### Challenge
Can you pull out each line of the data below that includes the word "label"?

### Working data
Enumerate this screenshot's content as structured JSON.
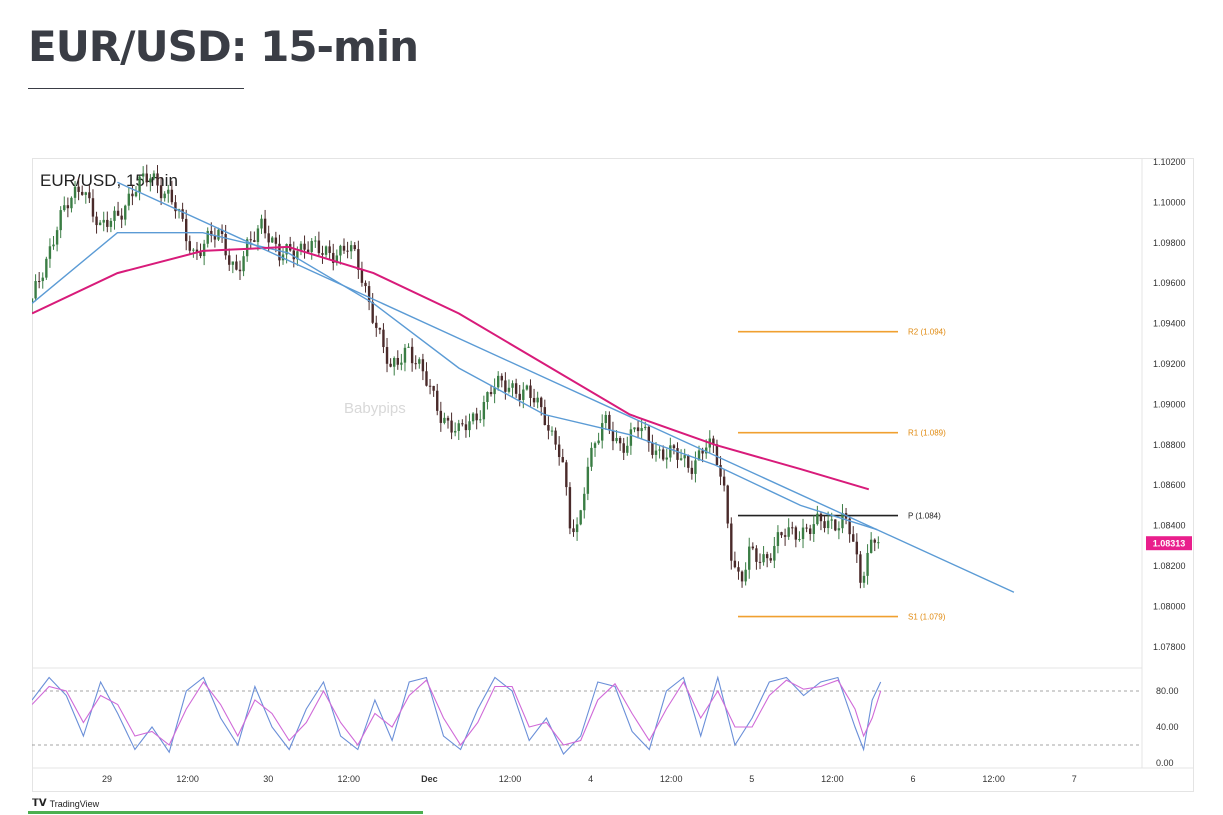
{
  "page": {
    "title": "EUR/USD: 15-min",
    "footer_brand": "TradingView"
  },
  "colors": {
    "candle_up": "#3a7d44",
    "candle_down": "#4a2a2a",
    "sma_fast": "#5b9bd5",
    "sma_slow": "#d81b7a",
    "trendline": "#5b9bd5",
    "pivot_orange": "#f0a030",
    "pivot_black": "#222222",
    "price_tag": "#e91e8c",
    "stoch_k": "#6a8fd8",
    "stoch_d": "#d06ad8"
  },
  "chart_data": {
    "type": "candlestick",
    "title": "EUR/USD, 15-min",
    "watermark": "Babypips",
    "x_ticks": [
      "29",
      "12:00",
      "30",
      "12:00",
      "Dec",
      "12:00",
      "4",
      "12:00",
      "5",
      "12:00",
      "6",
      "12:00",
      "7"
    ],
    "price_axis": {
      "ticks": [
        "1.10200",
        "1.10000",
        "1.09800",
        "1.09600",
        "1.09400",
        "1.09200",
        "1.09000",
        "1.08800",
        "1.08600",
        "1.08400",
        "1.08200",
        "1.08000",
        "1.07800"
      ],
      "ylim": [
        1.0772,
        1.1022
      ]
    },
    "last_price": "1.08313",
    "price_path": [
      [
        0,
        1.095
      ],
      [
        3,
        1.099
      ],
      [
        6,
        1.101
      ],
      [
        8,
        1.0985
      ],
      [
        12,
        1.1005
      ],
      [
        14,
        1.1015
      ],
      [
        17,
        1.0995
      ],
      [
        19,
        1.0975
      ],
      [
        22,
        1.0985
      ],
      [
        24,
        1.0965
      ],
      [
        27,
        1.0992
      ],
      [
        29,
        1.0972
      ],
      [
        32,
        1.098
      ],
      [
        34,
        1.0974
      ],
      [
        37,
        1.0978
      ],
      [
        38,
        1.097
      ],
      [
        40,
        1.0945
      ],
      [
        42,
        1.0915
      ],
      [
        44,
        1.093
      ],
      [
        46,
        1.0912
      ],
      [
        48,
        1.0895
      ],
      [
        50,
        1.0885
      ],
      [
        52,
        1.0895
      ],
      [
        54,
        1.0908
      ],
      [
        56,
        1.091
      ],
      [
        58,
        1.0905
      ],
      [
        60,
        1.0895
      ],
      [
        62,
        1.0875
      ],
      [
        63,
        1.0838
      ],
      [
        64,
        1.0838
      ],
      [
        65,
        1.0872
      ],
      [
        67,
        1.089
      ],
      [
        69,
        1.088
      ],
      [
        71,
        1.0888
      ],
      [
        73,
        1.0878
      ],
      [
        75,
        1.0875
      ],
      [
        77,
        1.087
      ],
      [
        79,
        1.088
      ],
      [
        80,
        1.0875
      ],
      [
        81,
        1.086
      ],
      [
        82,
        1.0825
      ],
      [
        83,
        1.081
      ],
      [
        84,
        1.0825
      ],
      [
        86,
        1.0825
      ],
      [
        88,
        1.0835
      ],
      [
        90,
        1.0838
      ],
      [
        92,
        1.084
      ],
      [
        94,
        1.0842
      ],
      [
        95,
        1.0845
      ],
      [
        96,
        1.0835
      ],
      [
        97,
        1.081
      ],
      [
        98,
        1.083
      ],
      [
        99,
        1.0838
      ],
      [
        99.4,
        1.0831
      ]
    ],
    "moving_averages": [
      {
        "values": [
          [
            0,
            1.095
          ],
          [
            10,
            1.0985
          ],
          [
            20,
            1.0985
          ],
          [
            30,
            1.0975
          ],
          [
            40,
            1.095
          ],
          [
            50,
            1.0918
          ],
          [
            60,
            1.0895
          ],
          [
            70,
            1.0885
          ],
          [
            80,
            1.087
          ],
          [
            90,
            1.085
          ],
          [
            99,
            1.0838
          ]
        ]
      },
      {
        "values": [
          [
            0,
            1.0945
          ],
          [
            10,
            1.0965
          ],
          [
            20,
            1.0976
          ],
          [
            30,
            1.0978
          ],
          [
            40,
            1.0965
          ],
          [
            50,
            1.0945
          ],
          [
            60,
            1.092
          ],
          [
            70,
            1.0895
          ],
          [
            80,
            1.088
          ],
          [
            90,
            1.0868
          ],
          [
            98,
            1.0858
          ]
        ]
      }
    ],
    "trendline": [
      [
        10,
        1.101
      ],
      [
        115,
        1.0807
      ]
    ],
    "pivot_levels": [
      {
        "label": "R2 (1.094)",
        "value": 1.0936,
        "color": "orange"
      },
      {
        "label": "R1 (1.089)",
        "value": 1.0886,
        "color": "orange"
      },
      {
        "label": "P (1.084)",
        "value": 1.0845,
        "color": "black"
      },
      {
        "label": "S1 (1.079)",
        "value": 1.0795,
        "color": "orange"
      }
    ],
    "stochastic": {
      "ticks": [
        "80.00",
        "40.00",
        "0.00"
      ],
      "levels": [
        80,
        20
      ],
      "ylim": [
        0,
        100
      ],
      "k": [
        [
          0,
          70
        ],
        [
          2,
          95
        ],
        [
          4,
          75
        ],
        [
          6,
          30
        ],
        [
          8,
          90
        ],
        [
          10,
          55
        ],
        [
          12,
          15
        ],
        [
          14,
          40
        ],
        [
          16,
          12
        ],
        [
          18,
          80
        ],
        [
          20,
          95
        ],
        [
          22,
          50
        ],
        [
          24,
          20
        ],
        [
          26,
          85
        ],
        [
          28,
          40
        ],
        [
          30,
          15
        ],
        [
          32,
          60
        ],
        [
          34,
          90
        ],
        [
          36,
          30
        ],
        [
          38,
          15
        ],
        [
          40,
          70
        ],
        [
          42,
          25
        ],
        [
          44,
          90
        ],
        [
          46,
          95
        ],
        [
          48,
          30
        ],
        [
          50,
          15
        ],
        [
          52,
          60
        ],
        [
          54,
          95
        ],
        [
          56,
          80
        ],
        [
          58,
          25
        ],
        [
          60,
          50
        ],
        [
          62,
          10
        ],
        [
          64,
          30
        ],
        [
          66,
          90
        ],
        [
          68,
          85
        ],
        [
          70,
          35
        ],
        [
          72,
          15
        ],
        [
          74,
          80
        ],
        [
          76,
          95
        ],
        [
          78,
          30
        ],
        [
          80,
          95
        ],
        [
          82,
          20
        ],
        [
          84,
          50
        ],
        [
          86,
          90
        ],
        [
          88,
          95
        ],
        [
          90,
          75
        ],
        [
          92,
          90
        ],
        [
          94,
          95
        ],
        [
          96,
          40
        ],
        [
          97,
          15
        ],
        [
          98,
          70
        ],
        [
          99,
          90
        ]
      ],
      "d": [
        [
          0,
          65
        ],
        [
          2,
          85
        ],
        [
          4,
          80
        ],
        [
          6,
          45
        ],
        [
          8,
          75
        ],
        [
          10,
          65
        ],
        [
          12,
          30
        ],
        [
          14,
          35
        ],
        [
          16,
          20
        ],
        [
          18,
          60
        ],
        [
          20,
          90
        ],
        [
          22,
          65
        ],
        [
          24,
          30
        ],
        [
          26,
          70
        ],
        [
          28,
          55
        ],
        [
          30,
          25
        ],
        [
          32,
          45
        ],
        [
          34,
          80
        ],
        [
          36,
          45
        ],
        [
          38,
          20
        ],
        [
          40,
          55
        ],
        [
          42,
          40
        ],
        [
          44,
          75
        ],
        [
          46,
          92
        ],
        [
          48,
          50
        ],
        [
          50,
          20
        ],
        [
          52,
          45
        ],
        [
          54,
          85
        ],
        [
          56,
          85
        ],
        [
          58,
          40
        ],
        [
          60,
          45
        ],
        [
          62,
          20
        ],
        [
          64,
          25
        ],
        [
          66,
          70
        ],
        [
          68,
          88
        ],
        [
          70,
          55
        ],
        [
          72,
          25
        ],
        [
          74,
          60
        ],
        [
          76,
          90
        ],
        [
          78,
          50
        ],
        [
          80,
          80
        ],
        [
          82,
          40
        ],
        [
          84,
          40
        ],
        [
          86,
          75
        ],
        [
          88,
          92
        ],
        [
          90,
          82
        ],
        [
          92,
          85
        ],
        [
          94,
          92
        ],
        [
          96,
          60
        ],
        [
          97,
          30
        ],
        [
          98,
          50
        ],
        [
          99,
          80
        ]
      ]
    }
  }
}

### Reply
        "label": "R2 (1.094)",
        "label": "R1 (1.089)",
        "label": "P (1.084)",
        "label": "S1 (1.079)",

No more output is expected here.